▸ **INPUT MATERIAL**:
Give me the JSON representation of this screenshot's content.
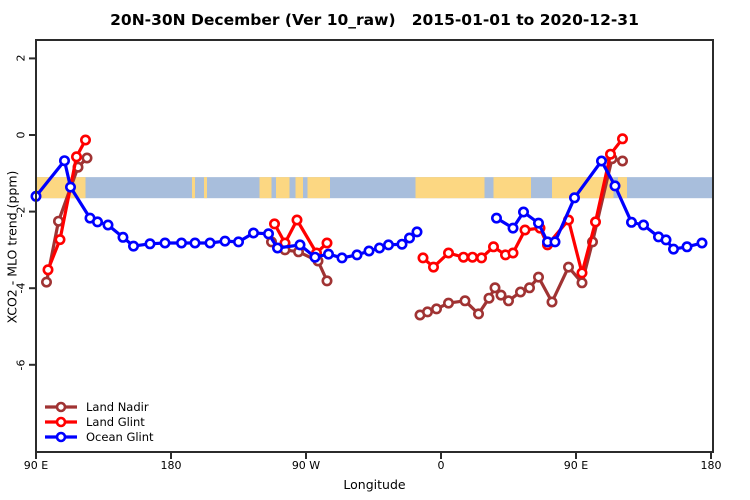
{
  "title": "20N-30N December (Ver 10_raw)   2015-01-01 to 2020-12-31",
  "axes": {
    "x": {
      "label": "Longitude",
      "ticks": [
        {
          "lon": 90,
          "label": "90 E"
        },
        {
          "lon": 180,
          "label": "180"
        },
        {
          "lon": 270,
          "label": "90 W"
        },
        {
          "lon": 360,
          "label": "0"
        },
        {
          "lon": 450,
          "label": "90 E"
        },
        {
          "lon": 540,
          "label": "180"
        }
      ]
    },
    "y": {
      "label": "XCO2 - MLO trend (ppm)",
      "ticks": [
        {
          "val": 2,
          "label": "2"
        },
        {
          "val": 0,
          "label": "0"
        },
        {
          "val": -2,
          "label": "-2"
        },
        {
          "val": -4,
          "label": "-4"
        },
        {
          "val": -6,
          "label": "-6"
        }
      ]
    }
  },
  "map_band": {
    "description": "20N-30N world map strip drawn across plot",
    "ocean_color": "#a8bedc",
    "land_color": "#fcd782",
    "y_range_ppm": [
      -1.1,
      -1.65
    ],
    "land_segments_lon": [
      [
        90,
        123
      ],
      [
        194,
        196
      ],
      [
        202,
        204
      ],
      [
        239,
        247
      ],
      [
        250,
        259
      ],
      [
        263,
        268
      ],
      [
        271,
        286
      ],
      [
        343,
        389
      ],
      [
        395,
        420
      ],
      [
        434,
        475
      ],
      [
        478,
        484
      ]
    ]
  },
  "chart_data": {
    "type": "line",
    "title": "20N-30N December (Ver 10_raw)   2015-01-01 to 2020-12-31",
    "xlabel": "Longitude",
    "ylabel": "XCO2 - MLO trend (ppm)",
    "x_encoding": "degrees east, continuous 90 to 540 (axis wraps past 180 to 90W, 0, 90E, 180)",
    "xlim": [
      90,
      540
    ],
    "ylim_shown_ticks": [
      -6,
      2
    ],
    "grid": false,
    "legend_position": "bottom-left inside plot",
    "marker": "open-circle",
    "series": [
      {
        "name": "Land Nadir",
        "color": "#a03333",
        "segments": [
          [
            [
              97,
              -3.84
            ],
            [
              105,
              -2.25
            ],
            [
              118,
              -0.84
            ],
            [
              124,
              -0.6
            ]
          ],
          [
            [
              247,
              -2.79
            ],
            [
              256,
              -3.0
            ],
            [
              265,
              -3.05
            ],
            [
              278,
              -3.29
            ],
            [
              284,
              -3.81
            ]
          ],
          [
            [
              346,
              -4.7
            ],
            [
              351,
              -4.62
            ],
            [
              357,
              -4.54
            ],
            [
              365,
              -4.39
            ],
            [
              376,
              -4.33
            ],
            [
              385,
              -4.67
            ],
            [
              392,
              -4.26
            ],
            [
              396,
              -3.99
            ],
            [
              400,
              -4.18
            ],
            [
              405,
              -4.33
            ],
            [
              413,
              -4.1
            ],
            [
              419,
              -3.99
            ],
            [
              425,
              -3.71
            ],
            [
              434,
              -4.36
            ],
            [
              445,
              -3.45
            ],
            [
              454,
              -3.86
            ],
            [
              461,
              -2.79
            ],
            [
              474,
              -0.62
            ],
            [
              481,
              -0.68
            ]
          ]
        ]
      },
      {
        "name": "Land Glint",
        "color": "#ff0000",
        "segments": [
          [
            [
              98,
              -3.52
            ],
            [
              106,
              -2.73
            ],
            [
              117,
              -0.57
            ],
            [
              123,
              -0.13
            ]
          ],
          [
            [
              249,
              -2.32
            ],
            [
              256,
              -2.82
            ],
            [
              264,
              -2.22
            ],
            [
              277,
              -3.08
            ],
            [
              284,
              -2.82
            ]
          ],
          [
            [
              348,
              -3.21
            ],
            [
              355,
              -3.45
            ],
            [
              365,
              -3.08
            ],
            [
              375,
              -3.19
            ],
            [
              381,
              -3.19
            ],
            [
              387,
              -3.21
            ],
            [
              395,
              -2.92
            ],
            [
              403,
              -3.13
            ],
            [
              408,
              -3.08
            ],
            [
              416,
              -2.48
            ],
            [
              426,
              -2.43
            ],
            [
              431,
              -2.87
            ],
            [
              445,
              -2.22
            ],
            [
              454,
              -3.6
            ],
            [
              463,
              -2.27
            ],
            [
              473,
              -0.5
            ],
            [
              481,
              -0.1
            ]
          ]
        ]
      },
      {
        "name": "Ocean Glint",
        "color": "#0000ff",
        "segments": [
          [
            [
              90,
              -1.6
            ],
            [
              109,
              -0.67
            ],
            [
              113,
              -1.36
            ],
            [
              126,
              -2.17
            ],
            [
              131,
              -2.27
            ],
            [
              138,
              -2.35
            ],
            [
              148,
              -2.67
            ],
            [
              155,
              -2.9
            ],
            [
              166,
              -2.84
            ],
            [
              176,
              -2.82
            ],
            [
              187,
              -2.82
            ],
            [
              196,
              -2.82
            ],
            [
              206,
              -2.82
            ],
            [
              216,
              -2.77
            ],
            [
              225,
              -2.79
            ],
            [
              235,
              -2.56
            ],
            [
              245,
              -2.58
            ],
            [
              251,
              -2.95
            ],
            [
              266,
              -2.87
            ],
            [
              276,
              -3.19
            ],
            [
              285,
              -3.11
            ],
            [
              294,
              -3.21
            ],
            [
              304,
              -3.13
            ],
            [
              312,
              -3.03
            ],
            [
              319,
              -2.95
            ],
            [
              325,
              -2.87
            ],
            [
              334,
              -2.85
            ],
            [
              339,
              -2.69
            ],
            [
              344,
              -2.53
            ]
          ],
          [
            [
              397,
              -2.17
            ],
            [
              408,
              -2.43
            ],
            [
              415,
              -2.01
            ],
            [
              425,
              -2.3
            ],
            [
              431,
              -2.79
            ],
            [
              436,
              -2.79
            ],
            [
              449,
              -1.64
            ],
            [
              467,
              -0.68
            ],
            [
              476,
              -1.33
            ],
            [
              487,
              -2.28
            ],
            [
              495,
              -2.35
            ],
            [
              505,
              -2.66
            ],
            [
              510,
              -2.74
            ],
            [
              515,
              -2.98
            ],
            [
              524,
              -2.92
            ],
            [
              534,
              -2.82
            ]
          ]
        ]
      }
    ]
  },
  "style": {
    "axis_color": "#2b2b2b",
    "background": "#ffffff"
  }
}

▸ **WHAT TO WORK ON**: All the lines above are to be reproduced exactly, except the pictures.

▸ **TASK OUTPUT**:
Give me the JSON representation of this screenshot's content.
{
  "title": "20N-30N December (Ver 10_raw)   2015-01-01 to 2020-12-31",
  "axes": {
    "x": {
      "label": "Longitude",
      "ticks": [
        {
          "lon": 90,
          "label": "90 E"
        },
        {
          "lon": 180,
          "label": "180"
        },
        {
          "lon": 270,
          "label": "90 W"
        },
        {
          "lon": 360,
          "label": "0"
        },
        {
          "lon": 450,
          "label": "90 E"
        },
        {
          "lon": 540,
          "label": "180"
        }
      ]
    },
    "y": {
      "label": "XCO2 - MLO trend (ppm)",
      "ticks": [
        {
          "val": 2,
          "label": "2"
        },
        {
          "val": 0,
          "label": "0"
        },
        {
          "val": -2,
          "label": "-2"
        },
        {
          "val": -4,
          "label": "-4"
        },
        {
          "val": -6,
          "label": "-6"
        }
      ]
    }
  },
  "map_band": {
    "description": "20N-30N world map strip drawn across plot",
    "ocean_color": "#a8bedc",
    "land_color": "#fcd782",
    "y_range_ppm": [
      -1.1,
      -1.65
    ],
    "land_segments_lon": [
      [
        90,
        123
      ],
      [
        194,
        196
      ],
      [
        202,
        204
      ],
      [
        239,
        247
      ],
      [
        250,
        259
      ],
      [
        263,
        268
      ],
      [
        271,
        286
      ],
      [
        343,
        389
      ],
      [
        395,
        420
      ],
      [
        434,
        475
      ],
      [
        478,
        484
      ]
    ]
  },
  "chart_data": {
    "type": "line",
    "title": "20N-30N December (Ver 10_raw)   2015-01-01 to 2020-12-31",
    "xlabel": "Longitude",
    "ylabel": "XCO2 - MLO trend (ppm)",
    "x_encoding": "degrees east, continuous 90 to 540 (axis wraps past 180 to 90W, 0, 90E, 180)",
    "xlim": [
      90,
      540
    ],
    "ylim_shown_ticks": [
      -6,
      2
    ],
    "grid": false,
    "legend_position": "bottom-left inside plot",
    "marker": "open-circle",
    "series": [
      {
        "name": "Land Nadir",
        "color": "#a03333",
        "segments": [
          [
            [
              97,
              -3.84
            ],
            [
              105,
              -2.25
            ],
            [
              118,
              -0.84
            ],
            [
              124,
              -0.6
            ]
          ],
          [
            [
              247,
              -2.79
            ],
            [
              256,
              -3.0
            ],
            [
              265,
              -3.05
            ],
            [
              278,
              -3.29
            ],
            [
              284,
              -3.81
            ]
          ],
          [
            [
              346,
              -4.7
            ],
            [
              351,
              -4.62
            ],
            [
              357,
              -4.54
            ],
            [
              365,
              -4.39
            ],
            [
              376,
              -4.33
            ],
            [
              385,
              -4.67
            ],
            [
              392,
              -4.26
            ],
            [
              396,
              -3.99
            ],
            [
              400,
              -4.18
            ],
            [
              405,
              -4.33
            ],
            [
              413,
              -4.1
            ],
            [
              419,
              -3.99
            ],
            [
              425,
              -3.71
            ],
            [
              434,
              -4.36
            ],
            [
              445,
              -3.45
            ],
            [
              454,
              -3.86
            ],
            [
              461,
              -2.79
            ],
            [
              474,
              -0.62
            ],
            [
              481,
              -0.68
            ]
          ]
        ]
      },
      {
        "name": "Land Glint",
        "color": "#ff0000",
        "segments": [
          [
            [
              98,
              -3.52
            ],
            [
              106,
              -2.73
            ],
            [
              117,
              -0.57
            ],
            [
              123,
              -0.13
            ]
          ],
          [
            [
              249,
              -2.32
            ],
            [
              256,
              -2.82
            ],
            [
              264,
              -2.22
            ],
            [
              277,
              -3.08
            ],
            [
              284,
              -2.82
            ]
          ],
          [
            [
              348,
              -3.21
            ],
            [
              355,
              -3.45
            ],
            [
              365,
              -3.08
            ],
            [
              375,
              -3.19
            ],
            [
              381,
              -3.19
            ],
            [
              387,
              -3.21
            ],
            [
              395,
              -2.92
            ],
            [
              403,
              -3.13
            ],
            [
              408,
              -3.08
            ],
            [
              416,
              -2.48
            ],
            [
              426,
              -2.43
            ],
            [
              431,
              -2.87
            ],
            [
              445,
              -2.22
            ],
            [
              454,
              -3.6
            ],
            [
              463,
              -2.27
            ],
            [
              473,
              -0.5
            ],
            [
              481,
              -0.1
            ]
          ]
        ]
      },
      {
        "name": "Ocean Glint",
        "color": "#0000ff",
        "segments": [
          [
            [
              90,
              -1.6
            ],
            [
              109,
              -0.67
            ],
            [
              113,
              -1.36
            ],
            [
              126,
              -2.17
            ],
            [
              131,
              -2.27
            ],
            [
              138,
              -2.35
            ],
            [
              148,
              -2.67
            ],
            [
              155,
              -2.9
            ],
            [
              166,
              -2.84
            ],
            [
              176,
              -2.82
            ],
            [
              187,
              -2.82
            ],
            [
              196,
              -2.82
            ],
            [
              206,
              -2.82
            ],
            [
              216,
              -2.77
            ],
            [
              225,
              -2.79
            ],
            [
              235,
              -2.56
            ],
            [
              245,
              -2.58
            ],
            [
              251,
              -2.95
            ],
            [
              266,
              -2.87
            ],
            [
              276,
              -3.19
            ],
            [
              285,
              -3.11
            ],
            [
              294,
              -3.21
            ],
            [
              304,
              -3.13
            ],
            [
              312,
              -3.03
            ],
            [
              319,
              -2.95
            ],
            [
              325,
              -2.87
            ],
            [
              334,
              -2.85
            ],
            [
              339,
              -2.69
            ],
            [
              344,
              -2.53
            ]
          ],
          [
            [
              397,
              -2.17
            ],
            [
              408,
              -2.43
            ],
            [
              415,
              -2.01
            ],
            [
              425,
              -2.3
            ],
            [
              431,
              -2.79
            ],
            [
              436,
              -2.79
            ],
            [
              449,
              -1.64
            ],
            [
              467,
              -0.68
            ],
            [
              476,
              -1.33
            ],
            [
              487,
              -2.28
            ],
            [
              495,
              -2.35
            ],
            [
              505,
              -2.66
            ],
            [
              510,
              -2.74
            ],
            [
              515,
              -2.98
            ],
            [
              524,
              -2.92
            ],
            [
              534,
              -2.82
            ]
          ]
        ]
      }
    ]
  },
  "style": {
    "axis_color": "#2b2b2b",
    "background": "#ffffff"
  }
}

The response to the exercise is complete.